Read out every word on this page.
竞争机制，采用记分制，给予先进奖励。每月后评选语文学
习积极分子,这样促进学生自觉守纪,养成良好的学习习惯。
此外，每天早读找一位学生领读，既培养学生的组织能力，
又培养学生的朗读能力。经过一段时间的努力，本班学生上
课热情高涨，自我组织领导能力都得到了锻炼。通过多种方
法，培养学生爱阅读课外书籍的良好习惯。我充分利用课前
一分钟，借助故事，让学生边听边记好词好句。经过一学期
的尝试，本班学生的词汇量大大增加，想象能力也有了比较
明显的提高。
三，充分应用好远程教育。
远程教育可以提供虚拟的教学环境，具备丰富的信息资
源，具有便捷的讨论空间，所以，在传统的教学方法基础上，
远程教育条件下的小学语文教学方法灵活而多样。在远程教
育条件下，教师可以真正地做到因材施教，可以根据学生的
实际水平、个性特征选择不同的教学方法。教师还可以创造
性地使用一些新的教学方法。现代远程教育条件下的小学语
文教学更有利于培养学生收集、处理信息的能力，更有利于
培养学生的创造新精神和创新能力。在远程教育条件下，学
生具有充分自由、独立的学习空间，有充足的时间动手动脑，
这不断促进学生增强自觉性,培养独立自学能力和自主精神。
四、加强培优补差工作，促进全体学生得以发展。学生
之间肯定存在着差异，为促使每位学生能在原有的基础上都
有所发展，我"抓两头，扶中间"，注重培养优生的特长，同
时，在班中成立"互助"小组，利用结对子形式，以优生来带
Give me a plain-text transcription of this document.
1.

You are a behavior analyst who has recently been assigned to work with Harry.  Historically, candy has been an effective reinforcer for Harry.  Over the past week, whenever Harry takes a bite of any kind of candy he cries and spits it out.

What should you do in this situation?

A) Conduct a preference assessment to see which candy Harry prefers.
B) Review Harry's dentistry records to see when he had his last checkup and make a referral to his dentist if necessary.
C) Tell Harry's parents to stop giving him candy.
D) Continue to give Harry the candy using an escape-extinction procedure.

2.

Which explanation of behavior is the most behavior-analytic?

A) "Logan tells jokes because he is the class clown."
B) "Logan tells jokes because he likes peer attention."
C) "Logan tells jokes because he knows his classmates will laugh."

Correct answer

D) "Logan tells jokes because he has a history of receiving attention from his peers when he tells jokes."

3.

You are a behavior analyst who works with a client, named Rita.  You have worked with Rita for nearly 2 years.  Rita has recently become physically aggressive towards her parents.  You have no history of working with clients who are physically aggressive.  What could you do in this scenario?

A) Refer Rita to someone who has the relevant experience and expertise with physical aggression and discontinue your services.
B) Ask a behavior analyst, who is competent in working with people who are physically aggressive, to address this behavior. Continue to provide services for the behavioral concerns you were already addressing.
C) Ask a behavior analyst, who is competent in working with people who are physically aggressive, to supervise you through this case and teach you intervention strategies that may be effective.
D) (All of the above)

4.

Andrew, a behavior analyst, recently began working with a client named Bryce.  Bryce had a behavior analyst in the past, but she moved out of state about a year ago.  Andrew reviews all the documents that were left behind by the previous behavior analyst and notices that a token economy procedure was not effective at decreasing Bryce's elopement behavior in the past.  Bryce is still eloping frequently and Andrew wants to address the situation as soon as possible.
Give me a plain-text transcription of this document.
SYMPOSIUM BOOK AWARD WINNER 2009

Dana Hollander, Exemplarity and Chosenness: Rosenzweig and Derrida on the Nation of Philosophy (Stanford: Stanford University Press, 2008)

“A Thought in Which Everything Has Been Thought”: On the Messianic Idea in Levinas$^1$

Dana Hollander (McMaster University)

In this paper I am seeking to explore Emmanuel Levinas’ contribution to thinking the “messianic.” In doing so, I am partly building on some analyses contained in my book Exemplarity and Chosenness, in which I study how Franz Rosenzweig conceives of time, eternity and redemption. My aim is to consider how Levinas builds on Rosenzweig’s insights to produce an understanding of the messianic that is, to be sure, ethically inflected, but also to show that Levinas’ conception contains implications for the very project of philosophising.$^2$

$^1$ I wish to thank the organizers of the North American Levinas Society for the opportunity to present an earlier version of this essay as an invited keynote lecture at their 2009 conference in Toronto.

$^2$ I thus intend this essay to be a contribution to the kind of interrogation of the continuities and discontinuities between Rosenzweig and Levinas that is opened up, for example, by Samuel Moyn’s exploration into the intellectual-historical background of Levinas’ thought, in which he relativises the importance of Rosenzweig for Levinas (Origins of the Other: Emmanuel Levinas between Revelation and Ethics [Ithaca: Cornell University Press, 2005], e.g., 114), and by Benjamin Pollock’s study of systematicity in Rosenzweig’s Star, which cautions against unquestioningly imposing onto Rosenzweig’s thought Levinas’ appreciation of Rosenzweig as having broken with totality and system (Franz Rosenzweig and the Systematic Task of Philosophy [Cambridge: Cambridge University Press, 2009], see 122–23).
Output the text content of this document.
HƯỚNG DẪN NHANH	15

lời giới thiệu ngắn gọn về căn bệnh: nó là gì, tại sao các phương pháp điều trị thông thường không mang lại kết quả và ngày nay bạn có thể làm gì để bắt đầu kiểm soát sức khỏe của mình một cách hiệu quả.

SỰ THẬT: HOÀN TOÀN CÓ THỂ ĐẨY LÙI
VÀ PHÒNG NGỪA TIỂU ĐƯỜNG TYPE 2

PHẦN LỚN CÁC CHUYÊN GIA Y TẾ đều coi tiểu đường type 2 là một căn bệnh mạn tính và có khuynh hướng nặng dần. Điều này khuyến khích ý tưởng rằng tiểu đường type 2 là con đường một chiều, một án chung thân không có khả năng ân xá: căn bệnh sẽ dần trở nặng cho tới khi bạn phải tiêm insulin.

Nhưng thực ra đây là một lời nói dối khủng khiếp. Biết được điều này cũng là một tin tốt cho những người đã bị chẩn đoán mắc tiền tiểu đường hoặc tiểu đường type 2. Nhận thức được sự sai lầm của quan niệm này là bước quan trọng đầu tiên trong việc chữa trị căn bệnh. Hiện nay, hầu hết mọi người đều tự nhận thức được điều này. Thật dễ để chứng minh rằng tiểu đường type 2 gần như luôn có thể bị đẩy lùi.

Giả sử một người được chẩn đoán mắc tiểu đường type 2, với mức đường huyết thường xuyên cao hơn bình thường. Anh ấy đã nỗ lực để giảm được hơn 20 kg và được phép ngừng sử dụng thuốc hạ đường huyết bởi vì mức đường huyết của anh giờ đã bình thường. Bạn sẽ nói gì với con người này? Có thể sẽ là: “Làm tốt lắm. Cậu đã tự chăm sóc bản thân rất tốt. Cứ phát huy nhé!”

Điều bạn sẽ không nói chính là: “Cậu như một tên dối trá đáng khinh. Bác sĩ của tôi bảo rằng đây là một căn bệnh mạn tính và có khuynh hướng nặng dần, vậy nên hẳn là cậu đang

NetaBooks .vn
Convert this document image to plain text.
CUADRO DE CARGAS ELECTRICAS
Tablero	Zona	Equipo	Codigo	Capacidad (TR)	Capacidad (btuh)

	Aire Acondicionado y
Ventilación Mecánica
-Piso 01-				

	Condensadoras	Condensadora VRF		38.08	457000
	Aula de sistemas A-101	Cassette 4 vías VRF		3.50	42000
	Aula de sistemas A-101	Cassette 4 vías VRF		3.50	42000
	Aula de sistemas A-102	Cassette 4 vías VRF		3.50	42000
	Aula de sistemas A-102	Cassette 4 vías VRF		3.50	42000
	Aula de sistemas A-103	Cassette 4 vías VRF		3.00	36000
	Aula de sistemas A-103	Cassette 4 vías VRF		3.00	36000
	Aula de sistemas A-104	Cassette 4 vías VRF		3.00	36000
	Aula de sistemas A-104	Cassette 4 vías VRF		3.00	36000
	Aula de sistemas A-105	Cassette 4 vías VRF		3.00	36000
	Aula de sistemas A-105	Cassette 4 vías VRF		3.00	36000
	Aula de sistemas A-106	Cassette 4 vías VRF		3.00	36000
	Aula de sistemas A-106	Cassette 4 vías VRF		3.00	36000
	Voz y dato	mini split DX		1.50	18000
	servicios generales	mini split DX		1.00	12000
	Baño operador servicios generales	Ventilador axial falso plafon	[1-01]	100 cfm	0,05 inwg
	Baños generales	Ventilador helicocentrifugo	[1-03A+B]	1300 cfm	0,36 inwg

## Task to carry out
Repeat only the stretch of lines that opens with the line containing "Convert this document image to plain text." and closes with the final line of the entries, both included, exactly as written.

## Answer for the task
Convert this document image to plain text.
CUADRO DE CARGAS ELECTRICAS
Tablero	Zona	Equipo	Codigo	Capacidad (TR)	Capacidad (btuh)

	Aire Acondicionado y
Ventilación Mecánica
-Piso 01-				

	Condensadoras	Condensadora VRF		38.08	457000
	Aula de sistemas A-101	Cassette 4 vías VRF		3.50	42000
	Aula de sistemas A-101	Cassette 4 vías VRF		3.50	42000
	Aula de sistemas A-102	Cassette 4 vías VRF		3.50	42000
	Aula de sistemas A-102	Cassette 4 vías VRF		3.50	42000
	Aula de sistemas A-103	Cassette 4 vías VRF		3.00	36000
	Aula de sistemas A-103	Cassette 4 vías VRF		3.00	36000
	Aula de sistemas A-104	Cassette 4 vías VRF		3.00	36000
	Aula de sistemas A-104	Cassette 4 vías VRF		3.00	36000
	Aula de sistemas A-105	Cassette 4 vías VRF		3.00	36000
	Aula de sistemas A-105	Cassette 4 vías VRF		3.00	36000
	Aula de sistemas A-106	Cassette 4 vías VRF		3.00	36000
	Aula de sistemas A-106	Cassette 4 vías VRF		3.00	36000
	Voz y dato	mini split DX		1.50	18000
	servicios generales	mini split DX		1.00	12000
	Baño operador servicios generales	Ventilador axial falso plafon	[1-01]	100 cfm	0,05 inwg
	Baños generales	Ventilador helicocentrifugo	[1-03A+B]	1300 cfm	0,36 inwg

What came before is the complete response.